== Supplied records

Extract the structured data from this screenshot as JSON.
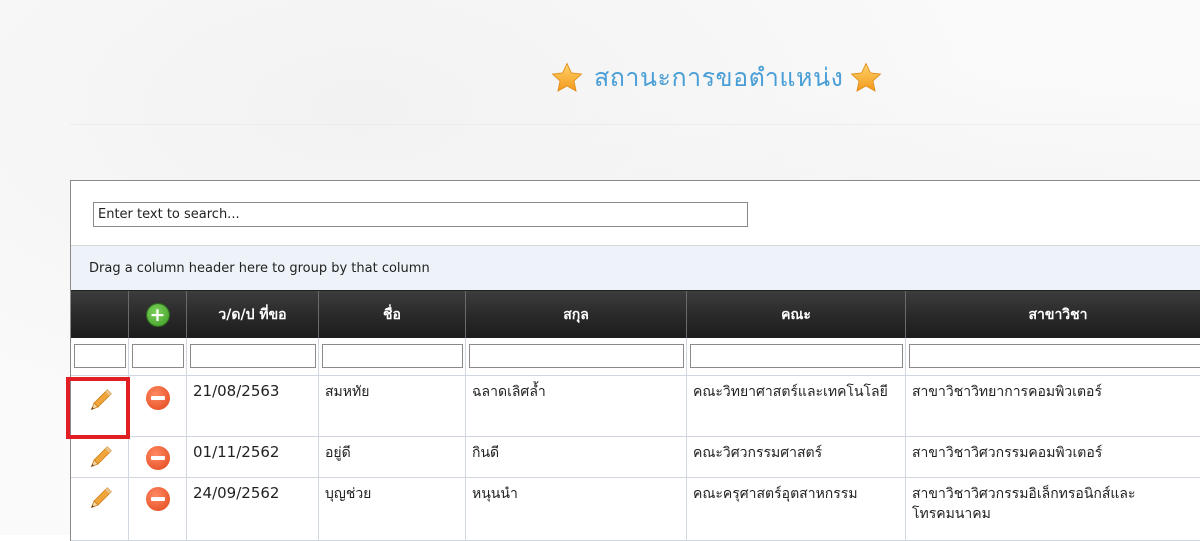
{
  "page": {
    "title": "สถานะการขอตำแหน่ง",
    "accent_color": "#4a9fd6",
    "star_color": "#f6a52a"
  },
  "grid": {
    "search_placeholder": "Enter text to search...",
    "group_panel_text": "Drag a column header here to group by that column",
    "columns": [
      {
        "key": "edit",
        "label": ""
      },
      {
        "key": "add",
        "label": "",
        "icon": "plus-circle-icon"
      },
      {
        "key": "date",
        "label": "ว/ด/ป ที่ขอ"
      },
      {
        "key": "first_name",
        "label": "ชื่อ"
      },
      {
        "key": "last_name",
        "label": "สกุล"
      },
      {
        "key": "faculty",
        "label": "คณะ"
      },
      {
        "key": "department",
        "label": "สาขาวิชา"
      }
    ],
    "rows": [
      {
        "date": "21/08/2563",
        "first_name": "สมหทัย",
        "last_name": "ฉลาดเลิศล้ำ",
        "faculty": "คณะวิทยาศาสตร์และเทคโนโลยี",
        "department": "สาขาวิชาวิทยาการคอมพิวเตอร์"
      },
      {
        "date": "01/11/2562",
        "first_name": "อยู่ดี",
        "last_name": "กินดี",
        "faculty": "คณะวิศวกรรมศาสตร์",
        "department": "สาขาวิชาวิศวกรรมคอมพิวเตอร์"
      },
      {
        "date": "24/09/2562",
        "first_name": "บุญช่วย",
        "last_name": "หนุนนำ",
        "faculty": "คณะครุศาสตร์อุตสาหกรรม",
        "department": "สาขาวิชาวิศวกรรมอิเล็กทรอนิกส์และโทรคมนาคม"
      }
    ],
    "highlight_color": "#e01e24"
  }
}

====

Your instructions
Copy out the data above exactly, except the pictures.

Written response
Extract the structured data from this screenshot as JSON.
{
  "page": {
    "title": "สถานะการขอตำแหน่ง",
    "accent_color": "#4a9fd6",
    "star_color": "#f6a52a"
  },
  "grid": {
    "search_placeholder": "Enter text to search...",
    "group_panel_text": "Drag a column header here to group by that column",
    "columns": [
      {
        "key": "edit",
        "label": ""
      },
      {
        "key": "add",
        "label": "",
        "icon": "plus-circle-icon"
      },
      {
        "key": "date",
        "label": "ว/ด/ป ที่ขอ"
      },
      {
        "key": "first_name",
        "label": "ชื่อ"
      },
      {
        "key": "last_name",
        "label": "สกุล"
      },
      {
        "key": "faculty",
        "label": "คณะ"
      },
      {
        "key": "department",
        "label": "สาขาวิชา"
      }
    ],
    "rows": [
      {
        "date": "21/08/2563",
        "first_name": "สมหทัย",
        "last_name": "ฉลาดเลิศล้ำ",
        "faculty": "คณะวิทยาศาสตร์และเทคโนโลยี",
        "department": "สาขาวิชาวิทยาการคอมพิวเตอร์"
      },
      {
        "date": "01/11/2562",
        "first_name": "อยู่ดี",
        "last_name": "กินดี",
        "faculty": "คณะวิศวกรรมศาสตร์",
        "department": "สาขาวิชาวิศวกรรมคอมพิวเตอร์"
      },
      {
        "date": "24/09/2562",
        "first_name": "บุญช่วย",
        "last_name": "หนุนนำ",
        "faculty": "คณะครุศาสตร์อุตสาหกรรม",
        "department": "สาขาวิชาวิศวกรรมอิเล็กทรอนิกส์และโทรคมนาคม"
      }
    ],
    "highlight_color": "#e01e24"
  }
}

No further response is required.